Instruction
Omit the pictures from the entries below and retype everything else exactly.

Source records

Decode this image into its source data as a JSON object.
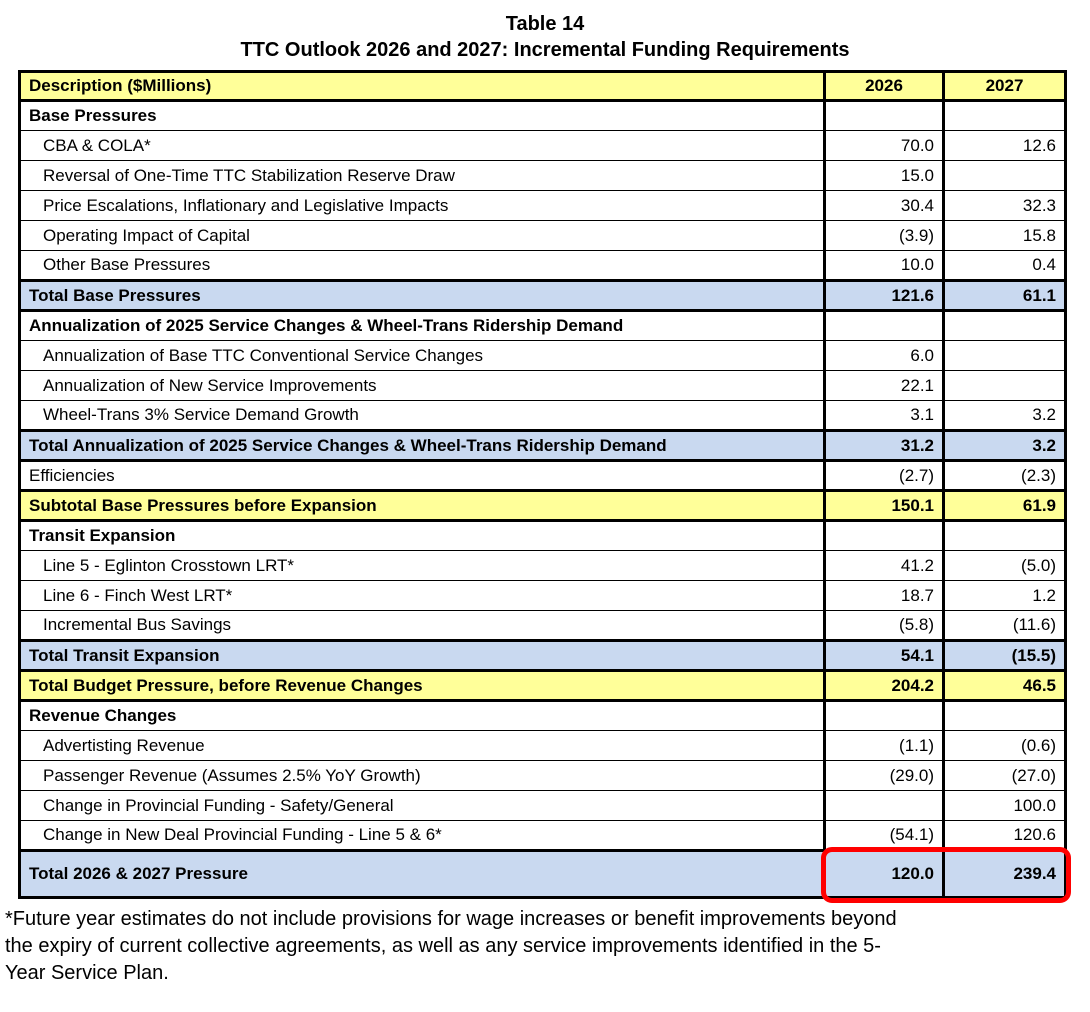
{
  "title": {
    "line1": "Table 14",
    "line2": "TTC Outlook 2026 and 2027: Incremental Funding Requirements"
  },
  "table": {
    "columns": [
      "Description ($Millions)",
      "2026",
      "2027"
    ],
    "rows": [
      {
        "label": "Base Pressures",
        "y2026": "",
        "y2027": "",
        "style": "section"
      },
      {
        "label": "CBA & COLA*",
        "y2026": "70.0",
        "y2027": "12.6",
        "style": "item"
      },
      {
        "label": "Reversal of One-Time TTC Stabilization Reserve Draw",
        "y2026": "15.0",
        "y2027": "",
        "style": "item"
      },
      {
        "label": "Price Escalations, Inflationary and Legislative Impacts",
        "y2026": "30.4",
        "y2027": "32.3",
        "style": "item"
      },
      {
        "label": "Operating Impact of Capital",
        "y2026": "(3.9)",
        "y2027": "15.8",
        "style": "item"
      },
      {
        "label": "Other Base Pressures",
        "y2026": "10.0",
        "y2027": "0.4",
        "style": "item"
      },
      {
        "label": "Total Base Pressures",
        "y2026": "121.6",
        "y2027": "61.1",
        "style": "total-blue"
      },
      {
        "label": "Annualization of 2025 Service Changes & Wheel-Trans Ridership Demand",
        "y2026": "",
        "y2027": "",
        "style": "section"
      },
      {
        "label": "Annualization of Base TTC Conventional Service Changes",
        "y2026": "6.0",
        "y2027": "",
        "style": "item"
      },
      {
        "label": "Annualization of New Service Improvements",
        "y2026": "22.1",
        "y2027": "",
        "style": "item"
      },
      {
        "label": "Wheel-Trans 3% Service Demand Growth",
        "y2026": "3.1",
        "y2027": "3.2",
        "style": "item"
      },
      {
        "label": "Total Annualization of 2025 Service Changes & Wheel-Trans Ridership Demand",
        "y2026": "31.2",
        "y2027": "3.2",
        "style": "total-blue"
      },
      {
        "label": "Efficiencies",
        "y2026": "(2.7)",
        "y2027": "(2.3)",
        "style": "item-flush"
      },
      {
        "label": "Subtotal Base Pressures before Expansion",
        "y2026": "150.1",
        "y2027": "61.9",
        "style": "total-yellow"
      },
      {
        "label": "Transit Expansion",
        "y2026": "",
        "y2027": "",
        "style": "section"
      },
      {
        "label": "Line 5 - Eglinton Crosstown LRT*",
        "y2026": "41.2",
        "y2027": "(5.0)",
        "style": "item"
      },
      {
        "label": "Line 6 - Finch West LRT*",
        "y2026": "18.7",
        "y2027": "1.2",
        "style": "item"
      },
      {
        "label": "Incremental Bus Savings",
        "y2026": "(5.8)",
        "y2027": "(11.6)",
        "style": "item"
      },
      {
        "label": "Total Transit Expansion",
        "y2026": "54.1",
        "y2027": "(15.5)",
        "style": "total-blue"
      },
      {
        "label": "Total Budget Pressure, before Revenue Changes",
        "y2026": "204.2",
        "y2027": "46.5",
        "style": "total-yellow"
      },
      {
        "label": "Revenue Changes",
        "y2026": "",
        "y2027": "",
        "style": "section"
      },
      {
        "label": "Advertisting Revenue",
        "y2026": "(1.1)",
        "y2027": "(0.6)",
        "style": "item"
      },
      {
        "label": "Passenger Revenue (Assumes 2.5% YoY Growth)",
        "y2026": "(29.0)",
        "y2027": "(27.0)",
        "style": "item"
      },
      {
        "label": "Change in Provincial Funding - Safety/General",
        "y2026": "",
        "y2027": "100.0",
        "style": "item"
      },
      {
        "label": "Change in New Deal Provincial Funding - Line 5 & 6*",
        "y2026": "(54.1)",
        "y2027": "120.6",
        "style": "item"
      },
      {
        "label": "Total 2026 & 2027 Pressure",
        "y2026": "120.0",
        "y2027": "239.4",
        "style": "grand-total",
        "highlighted": true
      }
    ]
  },
  "colors": {
    "header_fill": "#ffff99",
    "subtotal_fill": "#ffff99",
    "total_fill": "#c9d9f0",
    "highlight_border": "#ff0000",
    "border_color": "#000000",
    "text_color": "#000000"
  },
  "footnote": "*Future year estimates do not include provisions for wage increases or benefit improvements beyond\nthe expiry of current collective agreements, as well as any service improvements identified in the 5-\nYear Service Plan."
}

Exercise solution
Decode this image into its source data as a JSON object.
{
  "title": {
    "line1": "Table 14",
    "line2": "TTC Outlook 2026 and 2027: Incremental Funding Requirements"
  },
  "table": {
    "columns": [
      "Description ($Millions)",
      "2026",
      "2027"
    ],
    "rows": [
      {
        "label": "Base Pressures",
        "y2026": "",
        "y2027": "",
        "style": "section"
      },
      {
        "label": "CBA & COLA*",
        "y2026": "70.0",
        "y2027": "12.6",
        "style": "item"
      },
      {
        "label": "Reversal of One-Time TTC Stabilization Reserve Draw",
        "y2026": "15.0",
        "y2027": "",
        "style": "item"
      },
      {
        "label": "Price Escalations, Inflationary and Legislative Impacts",
        "y2026": "30.4",
        "y2027": "32.3",
        "style": "item"
      },
      {
        "label": "Operating Impact of Capital",
        "y2026": "(3.9)",
        "y2027": "15.8",
        "style": "item"
      },
      {
        "label": "Other Base Pressures",
        "y2026": "10.0",
        "y2027": "0.4",
        "style": "item"
      },
      {
        "label": "Total Base Pressures",
        "y2026": "121.6",
        "y2027": "61.1",
        "style": "total-blue"
      },
      {
        "label": "Annualization of 2025 Service Changes & Wheel-Trans Ridership Demand",
        "y2026": "",
        "y2027": "",
        "style": "section"
      },
      {
        "label": "Annualization of Base TTC Conventional Service Changes",
        "y2026": "6.0",
        "y2027": "",
        "style": "item"
      },
      {
        "label": "Annualization of New Service Improvements",
        "y2026": "22.1",
        "y2027": "",
        "style": "item"
      },
      {
        "label": "Wheel-Trans 3% Service Demand Growth",
        "y2026": "3.1",
        "y2027": "3.2",
        "style": "item"
      },
      {
        "label": "Total Annualization of 2025 Service Changes & Wheel-Trans Ridership Demand",
        "y2026": "31.2",
        "y2027": "3.2",
        "style": "total-blue"
      },
      {
        "label": "Efficiencies",
        "y2026": "(2.7)",
        "y2027": "(2.3)",
        "style": "item-flush"
      },
      {
        "label": "Subtotal Base Pressures before Expansion",
        "y2026": "150.1",
        "y2027": "61.9",
        "style": "total-yellow"
      },
      {
        "label": "Transit Expansion",
        "y2026": "",
        "y2027": "",
        "style": "section"
      },
      {
        "label": "Line 5 - Eglinton Crosstown LRT*",
        "y2026": "41.2",
        "y2027": "(5.0)",
        "style": "item"
      },
      {
        "label": "Line 6 - Finch West LRT*",
        "y2026": "18.7",
        "y2027": "1.2",
        "style": "item"
      },
      {
        "label": "Incremental Bus Savings",
        "y2026": "(5.8)",
        "y2027": "(11.6)",
        "style": "item"
      },
      {
        "label": "Total Transit Expansion",
        "y2026": "54.1",
        "y2027": "(15.5)",
        "style": "total-blue"
      },
      {
        "label": "Total Budget Pressure, before Revenue Changes",
        "y2026": "204.2",
        "y2027": "46.5",
        "style": "total-yellow"
      },
      {
        "label": "Revenue Changes",
        "y2026": "",
        "y2027": "",
        "style": "section"
      },
      {
        "label": "Advertisting Revenue",
        "y2026": "(1.1)",
        "y2027": "(0.6)",
        "style": "item"
      },
      {
        "label": "Passenger Revenue (Assumes 2.5% YoY Growth)",
        "y2026": "(29.0)",
        "y2027": "(27.0)",
        "style": "item"
      },
      {
        "label": "Change in Provincial Funding - Safety/General",
        "y2026": "",
        "y2027": "100.0",
        "style": "item"
      },
      {
        "label": "Change in New Deal Provincial Funding - Line 5 & 6*",
        "y2026": "(54.1)",
        "y2027": "120.6",
        "style": "item"
      },
      {
        "label": "Total 2026 & 2027 Pressure",
        "y2026": "120.0",
        "y2027": "239.4",
        "style": "grand-total",
        "highlighted": true
      }
    ]
  },
  "colors": {
    "header_fill": "#ffff99",
    "subtotal_fill": "#ffff99",
    "total_fill": "#c9d9f0",
    "highlight_border": "#ff0000",
    "border_color": "#000000",
    "text_color": "#000000"
  },
  "footnote": "*Future year estimates do not include provisions for wage increases or benefit improvements beyond\nthe expiry of current collective agreements, as well as any service improvements identified in the 5-\nYear Service Plan."
}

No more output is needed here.